* Provided information

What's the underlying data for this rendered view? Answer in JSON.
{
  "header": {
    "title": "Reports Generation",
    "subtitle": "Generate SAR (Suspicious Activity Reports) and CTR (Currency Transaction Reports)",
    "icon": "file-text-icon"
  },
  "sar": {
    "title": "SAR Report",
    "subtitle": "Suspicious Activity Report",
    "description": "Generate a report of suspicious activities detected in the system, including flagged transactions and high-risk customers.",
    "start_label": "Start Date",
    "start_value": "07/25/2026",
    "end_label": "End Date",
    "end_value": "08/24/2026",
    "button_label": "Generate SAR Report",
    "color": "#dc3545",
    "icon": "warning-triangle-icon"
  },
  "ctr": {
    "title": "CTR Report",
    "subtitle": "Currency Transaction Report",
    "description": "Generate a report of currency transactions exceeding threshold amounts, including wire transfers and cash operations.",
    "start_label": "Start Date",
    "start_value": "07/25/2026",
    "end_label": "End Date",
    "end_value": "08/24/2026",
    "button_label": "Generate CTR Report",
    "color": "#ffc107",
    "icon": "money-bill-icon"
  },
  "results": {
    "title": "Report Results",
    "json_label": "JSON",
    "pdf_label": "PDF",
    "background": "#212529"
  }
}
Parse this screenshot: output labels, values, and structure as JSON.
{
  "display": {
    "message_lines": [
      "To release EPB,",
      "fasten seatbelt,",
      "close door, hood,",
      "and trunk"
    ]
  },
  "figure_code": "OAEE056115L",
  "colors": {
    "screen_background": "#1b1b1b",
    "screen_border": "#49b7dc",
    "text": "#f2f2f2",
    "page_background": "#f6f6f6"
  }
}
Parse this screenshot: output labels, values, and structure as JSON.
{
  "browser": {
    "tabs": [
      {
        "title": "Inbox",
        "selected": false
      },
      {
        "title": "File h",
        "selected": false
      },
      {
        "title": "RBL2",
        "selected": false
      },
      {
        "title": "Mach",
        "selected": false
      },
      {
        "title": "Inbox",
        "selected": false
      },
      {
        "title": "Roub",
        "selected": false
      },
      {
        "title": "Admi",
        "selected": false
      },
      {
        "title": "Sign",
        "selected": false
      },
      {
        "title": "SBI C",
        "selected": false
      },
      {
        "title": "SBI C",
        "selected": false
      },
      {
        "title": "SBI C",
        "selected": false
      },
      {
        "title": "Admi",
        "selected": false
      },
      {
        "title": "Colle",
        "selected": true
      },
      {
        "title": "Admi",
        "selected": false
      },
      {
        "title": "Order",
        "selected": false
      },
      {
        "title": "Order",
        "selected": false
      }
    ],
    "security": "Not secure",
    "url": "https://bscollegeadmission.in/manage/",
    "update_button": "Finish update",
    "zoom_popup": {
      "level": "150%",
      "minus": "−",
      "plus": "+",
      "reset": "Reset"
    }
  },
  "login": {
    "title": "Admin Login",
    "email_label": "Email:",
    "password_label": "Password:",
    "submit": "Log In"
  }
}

* What you have to do
Copy out each record exactly as given, omitting none.

* Solution
What's the underlying data for this rendered view? Answer in JSON.
{
  "header": {
    "title": "Reports Generation",
    "subtitle": "Generate SAR (Suspicious Activity Reports) and CTR (Currency Transaction Reports)",
    "icon": "file-text-icon"
  },
  "sar": {
    "title": "SAR Report",
    "subtitle": "Suspicious Activity Report",
    "description": "Generate a report of suspicious activities detected in the system, including flagged transactions and high-risk customers.",
    "start_label": "Start Date",
    "start_value": "07/25/2026",
    "end_label": "End Date",
    "end_value": "08/24/2026",
    "button_label": "Generate SAR Report",
    "color": "#dc3545",
    "icon": "warning-triangle-icon"
  },
  "ctr": {
    "title": "CTR Report",
    "subtitle": "Currency Transaction Report",
    "description": "Generate a report of currency transactions exceeding threshold amounts, including wire transfers and cash operations.",
    "start_label": "Start Date",
    "start_value": "07/25/2026",
    "end_label": "End Date",
    "end_value": "08/24/2026",
    "button_label": "Generate CTR Report",
    "color": "#ffc107",
    "icon": "money-bill-icon"
  },
  "results": {
    "title": "Report Results",
    "json_label": "JSON",
    "pdf_label": "PDF",
    "background": "#212529"
  }
}
Parse this screenshot: output labels, values, and structure as JSON.
{
  "display": {
    "message_lines": [
      "To release EPB,",
      "fasten seatbelt,",
      "close door, hood,",
      "and trunk"
    ]
  },
  "figure_code": "OAEE056115L",
  "colors": {
    "screen_background": "#1b1b1b",
    "screen_border": "#49b7dc",
    "text": "#f2f2f2",
    "page_background": "#f6f6f6"
  }
}
Parse this screenshot: output labels, values, and structure as JSON.
{
  "browser": {
    "tabs": [
      {
        "title": "Inbox",
        "selected": false
      },
      {
        "title": "File h",
        "selected": false
      },
      {
        "title": "RBL2",
        "selected": false
      },
      {
        "title": "Mach",
        "selected": false
      },
      {
        "title": "Inbox",
        "selected": false
      },
      {
        "title": "Roub",
        "selected": false
      },
      {
        "title": "Admi",
        "selected": false
      },
      {
        "title": "Sign",
        "selected": false
      },
      {
        "title": "SBI C",
        "selected": false
      },
      {
        "title": "SBI C",
        "selected": false
      },
      {
        "title": "SBI C",
        "selected": false
      },
      {
        "title": "Admi",
        "selected": false
      },
      {
        "title": "Colle",
        "selected": true
      },
      {
        "title": "Admi",
        "selected": false
      },
      {
        "title": "Order",
        "selected": false
      },
      {
        "title": "Order",
        "selected": false
      }
    ],
    "security": "Not secure",
    "url": "https://bscollegeadmission.in/manage/",
    "update_button": "Finish update",
    "zoom_popup": {
      "level": "150%",
      "minus": "−",
      "plus": "+",
      "reset": "Reset"
    }
  },
  "login": {
    "title": "Admin Login",
    "email_label": "Email:",
    "password_label": "Password:",
    "submit": "Log In"
  }
}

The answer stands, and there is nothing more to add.